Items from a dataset
┄┄┄┄┄┄┄┄┄┄

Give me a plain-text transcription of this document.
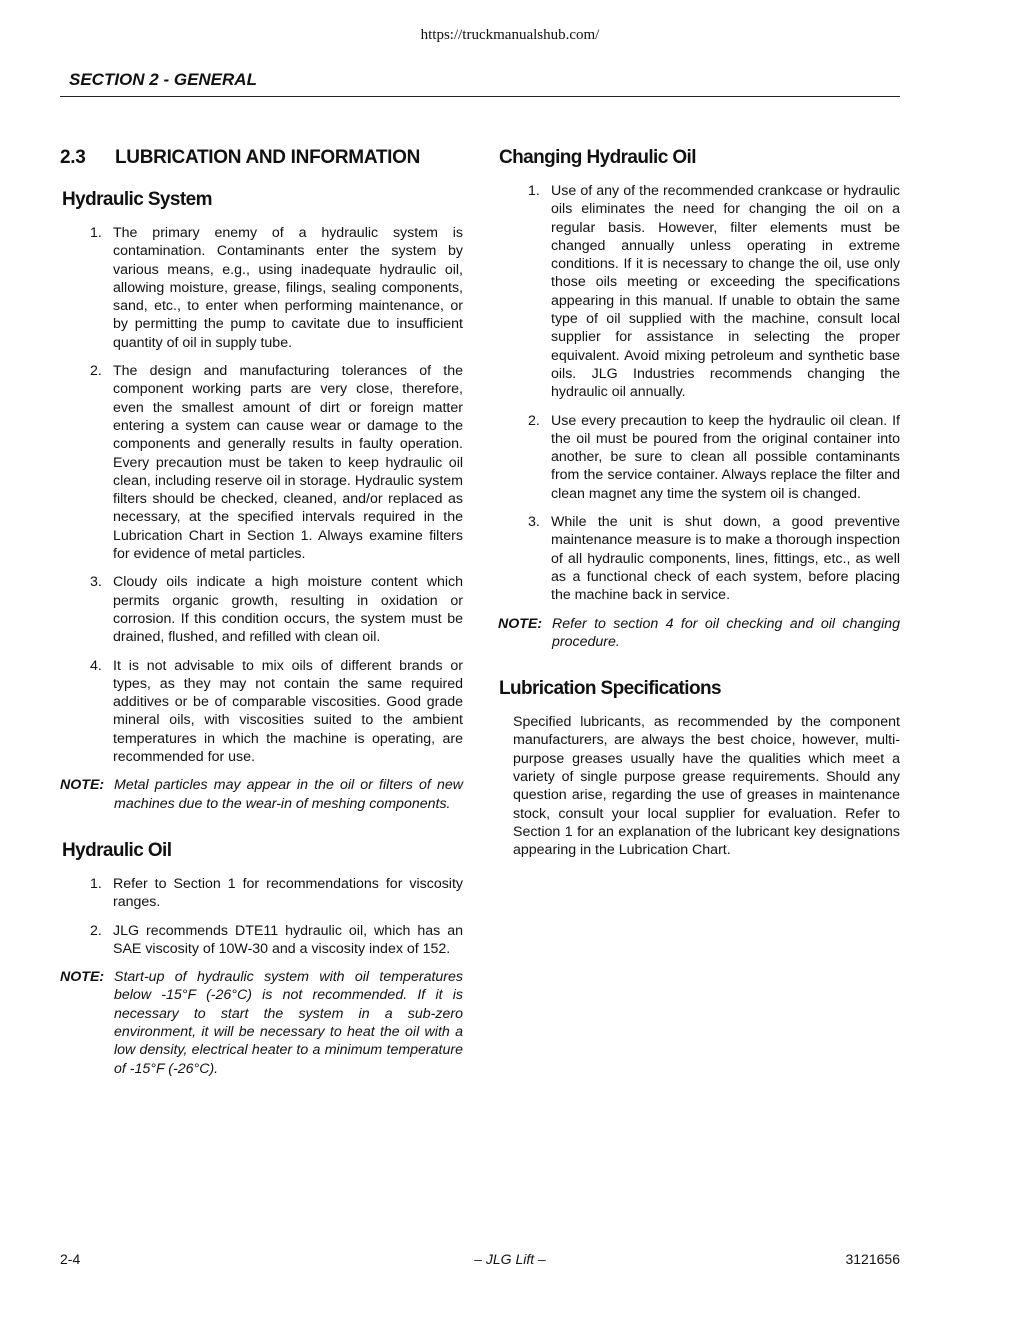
https://truckmanualshub.com/
SECTION 2 - GENERAL
2.3	LUBRICATION AND INFORMATION
Hydraulic System
1. The primary enemy of a hydraulic system is contamination. Contaminants enter the system by various means, e.g., using inadequate hydraulic oil, allowing moisture, grease, filings, sealing components, sand, etc., to enter when performing maintenance, or by permitting the pump to cavitate due to insufficient quantity of oil in supply tube.
2. The design and manufacturing tolerances of the component working parts are very close, therefore, even the smallest amount of dirt or foreign matter entering a system can cause wear or damage to the components and generally results in faulty operation. Every precaution must be taken to keep hydraulic oil clean, including reserve oil in storage. Hydraulic system filters should be checked, cleaned, and/or replaced as necessary, at the specified intervals required in the Lubrication Chart in Section 1. Always examine filters for evidence of metal particles.
3. Cloudy oils indicate a high moisture content which permits organic growth, resulting in oxidation or corrosion. If this condition occurs, the system must be drained, flushed, and refilled with clean oil.
4. It is not advisable to mix oils of different brands or types, as they may not contain the same required additives or be of comparable viscosities. Good grade mineral oils, with viscosities suited to the ambient temperatures in which the machine is operating, are recommended for use.
NOTE: Metal particles may appear in the oil or filters of new machines due to the wear-in of meshing components.
Hydraulic Oil
1. Refer to Section 1 for recommendations for viscosity ranges.
2. JLG recommends DTE11 hydraulic oil, which has an SAE viscosity of 10W-30 and a viscosity index of 152.
NOTE: Start-up of hydraulic system with oil temperatures below -15°F (-26°C) is not recommended. If it is necessary to start the system in a sub-zero environment, it will be necessary to heat the oil with a low density, electrical heater to a minimum temperature of -15°F (-26°C).
Changing Hydraulic Oil
1. Use of any of the recommended crankcase or hydraulic oils eliminates the need for changing the oil on a regular basis. However, filter elements must be changed annually unless operating in extreme conditions. If it is necessary to change the oil, use only those oils meeting or exceeding the specifications appearing in this manual. If unable to obtain the same type of oil supplied with the machine, consult local supplier for assistance in selecting the proper equivalent. Avoid mixing petroleum and synthetic base oils. JLG Industries recommends changing the hydraulic oil annually.
2. Use every precaution to keep the hydraulic oil clean. If the oil must be poured from the original container into another, be sure to clean all possible contaminants from the service container. Always replace the filter and clean magnet any time the system oil is changed.
3. While the unit is shut down, a good preventive maintenance measure is to make a thorough inspection of all hydraulic components, lines, fittings, etc., as well as a functional check of each system, before placing the machine back in service.
NOTE: Refer to section 4 for oil checking and oil changing procedure.
Lubrication Specifications

Specified lubricants, as recommended by the component manufacturers, are always the best choice, however, multi-purpose greases usually have the qualities which meet a variety of single purpose grease requirements. Should any question arise, regarding the use of greases in maintenance stock, consult your local supplier for evaluation. Refer to Section 1 for an explanation of the lubricant key designations appearing in the Lubrication Chart.

2-4	– JLG Lift –	3121656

┄┄┄┄┄┄┄┄┄┄

» **TO BE DONE**
Repeat the data above exactly, but not the pictures.

» **RIGHT ANSWER**
Give me a plain-text transcription of this document.
https://truckmanualshub.com/
SECTION 2 - GENERAL
2.3	LUBRICATION AND INFORMATION
Hydraulic System
1. The primary enemy of a hydraulic system is contamination. Contaminants enter the system by various means, e.g., using inadequate hydraulic oil, allowing moisture, grease, filings, sealing components, sand, etc., to enter when performing maintenance, or by permitting the pump to cavitate due to insufficient quantity of oil in supply tube.
2. The design and manufacturing tolerances of the component working parts are very close, therefore, even the smallest amount of dirt or foreign matter entering a system can cause wear or damage to the components and generally results in faulty operation. Every precaution must be taken to keep hydraulic oil clean, including reserve oil in storage. Hydraulic system filters should be checked, cleaned, and/or replaced as necessary, at the specified intervals required in the Lubrication Chart in Section 1. Always examine filters for evidence of metal particles.
3. Cloudy oils indicate a high moisture content which permits organic growth, resulting in oxidation or corrosion. If this condition occurs, the system must be drained, flushed, and refilled with clean oil.
4. It is not advisable to mix oils of different brands or types, as they may not contain the same required additives or be of comparable viscosities. Good grade mineral oils, with viscosities suited to the ambient temperatures in which the machine is operating, are recommended for use.
NOTE: Metal particles may appear in the oil or filters of new machines due to the wear-in of meshing components.
Hydraulic Oil
1. Refer to Section 1 for recommendations for viscosity ranges.
2. JLG recommends DTE11 hydraulic oil, which has an SAE viscosity of 10W-30 and a viscosity index of 152.
NOTE: Start-up of hydraulic system with oil temperatures below -15°F (-26°C) is not recommended. If it is necessary to start the system in a sub-zero environment, it will be necessary to heat the oil with a low density, electrical heater to a minimum temperature of -15°F (-26°C).
Changing Hydraulic Oil
1. Use of any of the recommended crankcase or hydraulic oils eliminates the need for changing the oil on a regular basis. However, filter elements must be changed annually unless operating in extreme conditions. If it is necessary to change the oil, use only those oils meeting or exceeding the specifications appearing in this manual. If unable to obtain the same type of oil supplied with the machine, consult local supplier for assistance in selecting the proper equivalent. Avoid mixing petroleum and synthetic base oils. JLG Industries recommends changing the hydraulic oil annually.
2. Use every precaution to keep the hydraulic oil clean. If the oil must be poured from the original container into another, be sure to clean all possible contaminants from the service container. Always replace the filter and clean magnet any time the system oil is changed.
3. While the unit is shut down, a good preventive maintenance measure is to make a thorough inspection of all hydraulic components, lines, fittings, etc., as well as a functional check of each system, before placing the machine back in service.
NOTE: Refer to section 4 for oil checking and oil changing procedure.
Lubrication Specifications

Specified lubricants, as recommended by the component manufacturers, are always the best choice, however, multi-purpose greases usually have the qualities which meet a variety of single purpose grease requirements. Should any question arise, regarding the use of greases in maintenance stock, consult your local supplier for evaluation. Refer to Section 1 for an explanation of the lubricant key designations appearing in the Lubrication Chart.

2-4	– JLG Lift –	3121656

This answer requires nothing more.